→ Exercise requirements
All the data must come back unchanged, except that pictures are left out.

Saved data entries:

────────────────────

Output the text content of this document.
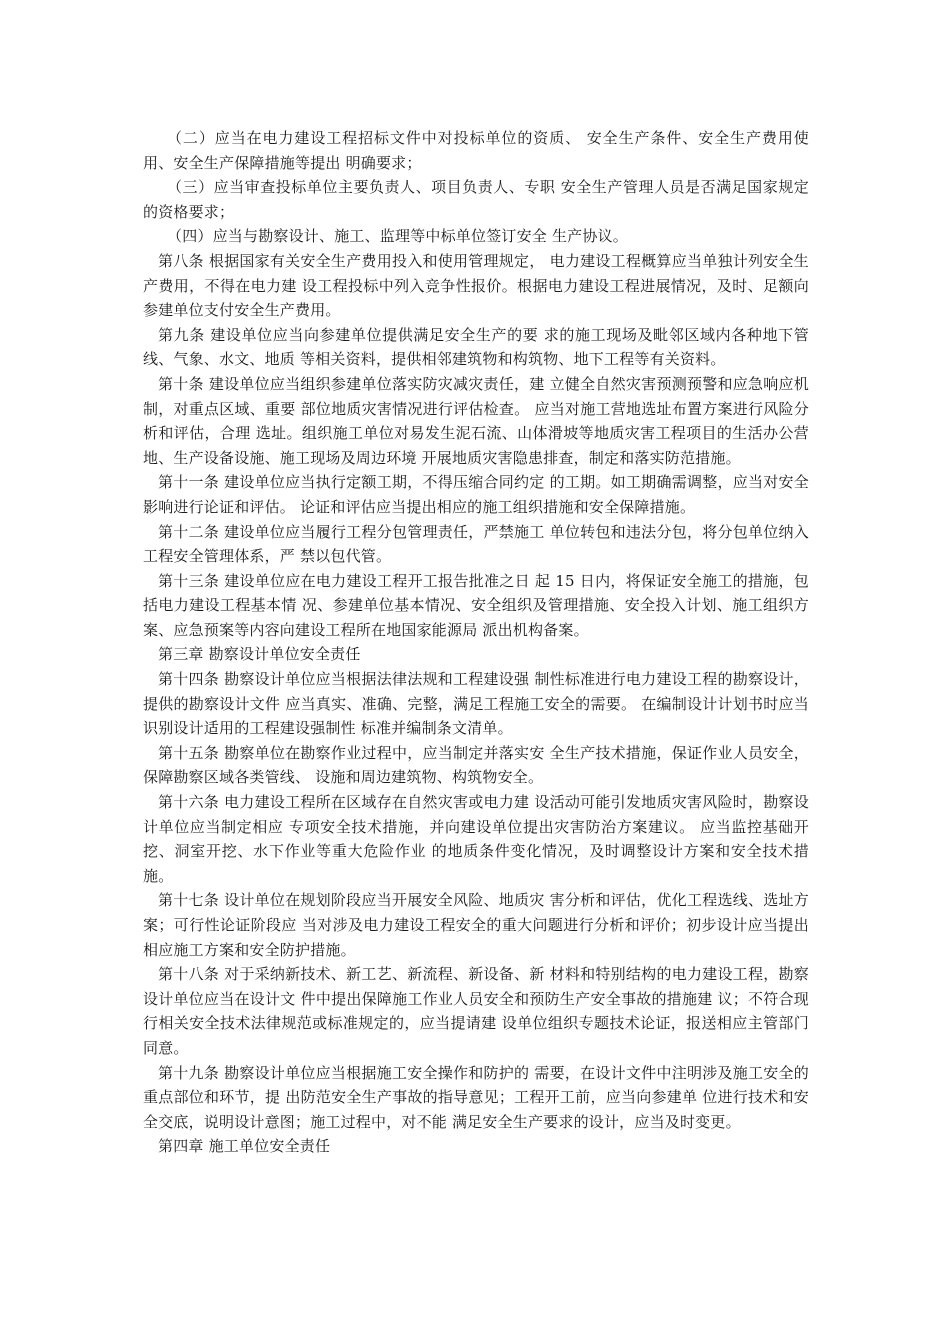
（二）应当在电力建设工程招标文件中对投标单位的资质、 安全生产条件、安全生产费用使用、安全生产保障措施等提出 明确要求；

（三）应当审查投标单位主要负责人、项目负责人、专职 安全生产管理人员是否满足国家规定的资格要求；

（四）应当与勘察设计、施工、监理等中标单位签订安全 生产协议。

第八条 根据国家有关安全生产费用投入和使用管理规定， 电力建设工程概算应当单独计列安全生产费用，不得在电力建 设工程投标中列入竞争性报价。根据电力建设工程进展情况，及时、足额向参建单位支付安全生产费用。

第九条 建设单位应当向参建单位提供满足安全生产的要 求的施工现场及毗邻区域内各种地下管线、气象、水文、地质 等相关资料，提供相邻建筑物和构筑物、地下工程等有关资料。

第十条 建设单位应当组织参建单位落实防灾减灾责任，建 立健全自然灾害预测预警和应急响应机制，对重点区域、重要 部位地质灾害情况进行评估检查。 应当对施工营地选址布置方案进行风险分析和评估，合理 选址。组织施工单位对易发生泥石流、山体滑坡等地质灾害工程项目的生活办公营地、生产设备设施、施工现场及周边环境 开展地质灾害隐患排查，制定和落实防范措施。

第十一条 建设单位应当执行定额工期，不得压缩合同约定 的工期。如工期确需调整，应当对安全影响进行论证和评估。 论证和评估应当提出相应的施工组织措施和安全保障措施。

第十二条 建设单位应当履行工程分包管理责任，严禁施工 单位转包和违法分包，将分包单位纳入工程安全管理体系，严 禁以包代管。

第十三条 建设单位应在电力建设工程开工报告批准之日 起 15 日内，将保证安全施工的措施，包括电力建设工程基本情 况、参建单位基本情况、安全组织及管理措施、安全投入计划、施工组织方案、应急预案等内容向建设工程所在地国家能源局 派出机构备案。

第三章 勘察设计单位安全责任

第十四条 勘察设计单位应当根据法律法规和工程建设强 制性标准进行电力建设工程的勘察设计，提供的勘察设计文件 应当真实、准确、完整，满足工程施工安全的需要。 在编制设计计划书时应当识别设计适用的工程建设强制性 标准并编制条文清单。

第十五条 勘察单位在勘察作业过程中，应当制定并落实安 全生产技术措施，保证作业人员安全，保障勘察区域各类管线、 设施和周边建筑物、构筑物安全。

第十六条 电力建设工程所在区域存在自然灾害或电力建 设活动可能引发地质灾害风险时，勘察设计单位应当制定相应 专项安全技术措施，并向建设单位提出灾害防治方案建议。 应当监控基础开挖、洞室开挖、水下作业等重大危险作业 的地质条件变化情况，及时调整设计方案和安全技术措施。

第十七条 设计单位在规划阶段应当开展安全风险、地质灾 害分析和评估，优化工程选线、选址方案；可行性论证阶段应 当对涉及电力建设工程安全的重大问题进行分析和评价；初步设计应当提出相应施工方案和安全防护措施。

第十八条 对于采纳新技术、新工艺、新流程、新设备、新 材料和特别结构的电力建设工程，勘察设计单位应当在设计文 件中提出保障施工作业人员安全和预防生产安全事故的措施建 议；不符合现行相关安全技术法律规范或标准规定的，应当提请建 设单位组织专题技术论证，报送相应主管部门同意。

第十九条 勘察设计单位应当根据施工安全操作和防护的 需要，在设计文件中注明涉及施工安全的重点部位和环节，提 出防范安全生产事故的指导意见；工程开工前，应当向参建单 位进行技术和安全交底，说明设计意图；施工过程中，对不能 满足安全生产要求的设计，应当及时变更。

第四章 施工单位安全责任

────────────────────

→ Final answer
Output the text content of this document.
（二）应当在电力建设工程招标文件中对投标单位的资质、 安全生产条件、安全生产费用使用、安全生产保障措施等提出 明确要求；

（三）应当审查投标单位主要负责人、项目负责人、专职 安全生产管理人员是否满足国家规定的资格要求；

（四）应当与勘察设计、施工、监理等中标单位签订安全 生产协议。

第八条 根据国家有关安全生产费用投入和使用管理规定， 电力建设工程概算应当单独计列安全生产费用，不得在电力建 设工程投标中列入竞争性报价。根据电力建设工程进展情况，及时、足额向参建单位支付安全生产费用。

第九条 建设单位应当向参建单位提供满足安全生产的要 求的施工现场及毗邻区域内各种地下管线、气象、水文、地质 等相关资料，提供相邻建筑物和构筑物、地下工程等有关资料。

第十条 建设单位应当组织参建单位落实防灾减灾责任，建 立健全自然灾害预测预警和应急响应机制，对重点区域、重要 部位地质灾害情况进行评估检查。 应当对施工营地选址布置方案进行风险分析和评估，合理 选址。组织施工单位对易发生泥石流、山体滑坡等地质灾害工程项目的生活办公营地、生产设备设施、施工现场及周边环境 开展地质灾害隐患排查，制定和落实防范措施。

第十一条 建设单位应当执行定额工期，不得压缩合同约定 的工期。如工期确需调整，应当对安全影响进行论证和评估。 论证和评估应当提出相应的施工组织措施和安全保障措施。

第十二条 建设单位应当履行工程分包管理责任，严禁施工 单位转包和违法分包，将分包单位纳入工程安全管理体系，严 禁以包代管。

第十三条 建设单位应在电力建设工程开工报告批准之日 起 15 日内，将保证安全施工的措施，包括电力建设工程基本情 况、参建单位基本情况、安全组织及管理措施、安全投入计划、施工组织方案、应急预案等内容向建设工程所在地国家能源局 派出机构备案。

第三章 勘察设计单位安全责任

第十四条 勘察设计单位应当根据法律法规和工程建设强 制性标准进行电力建设工程的勘察设计，提供的勘察设计文件 应当真实、准确、完整，满足工程施工安全的需要。 在编制设计计划书时应当识别设计适用的工程建设强制性 标准并编制条文清单。

第十五条 勘察单位在勘察作业过程中，应当制定并落实安 全生产技术措施，保证作业人员安全，保障勘察区域各类管线、 设施和周边建筑物、构筑物安全。

第十六条 电力建设工程所在区域存在自然灾害或电力建 设活动可能引发地质灾害风险时，勘察设计单位应当制定相应 专项安全技术措施，并向建设单位提出灾害防治方案建议。 应当监控基础开挖、洞室开挖、水下作业等重大危险作业 的地质条件变化情况，及时调整设计方案和安全技术措施。

第十七条 设计单位在规划阶段应当开展安全风险、地质灾 害分析和评估，优化工程选线、选址方案；可行性论证阶段应 当对涉及电力建设工程安全的重大问题进行分析和评价；初步设计应当提出相应施工方案和安全防护措施。

第十八条 对于采纳新技术、新工艺、新流程、新设备、新 材料和特别结构的电力建设工程，勘察设计单位应当在设计文 件中提出保障施工作业人员安全和预防生产安全事故的措施建 议；不符合现行相关安全技术法律规范或标准规定的，应当提请建 设单位组织专题技术论证，报送相应主管部门同意。

第十九条 勘察设计单位应当根据施工安全操作和防护的 需要，在设计文件中注明涉及施工安全的重点部位和环节，提 出防范安全生产事故的指导意见；工程开工前，应当向参建单 位进行技术和安全交底，说明设计意图；施工过程中，对不能 满足安全生产要求的设计，应当及时变更。

第四章 施工单位安全责任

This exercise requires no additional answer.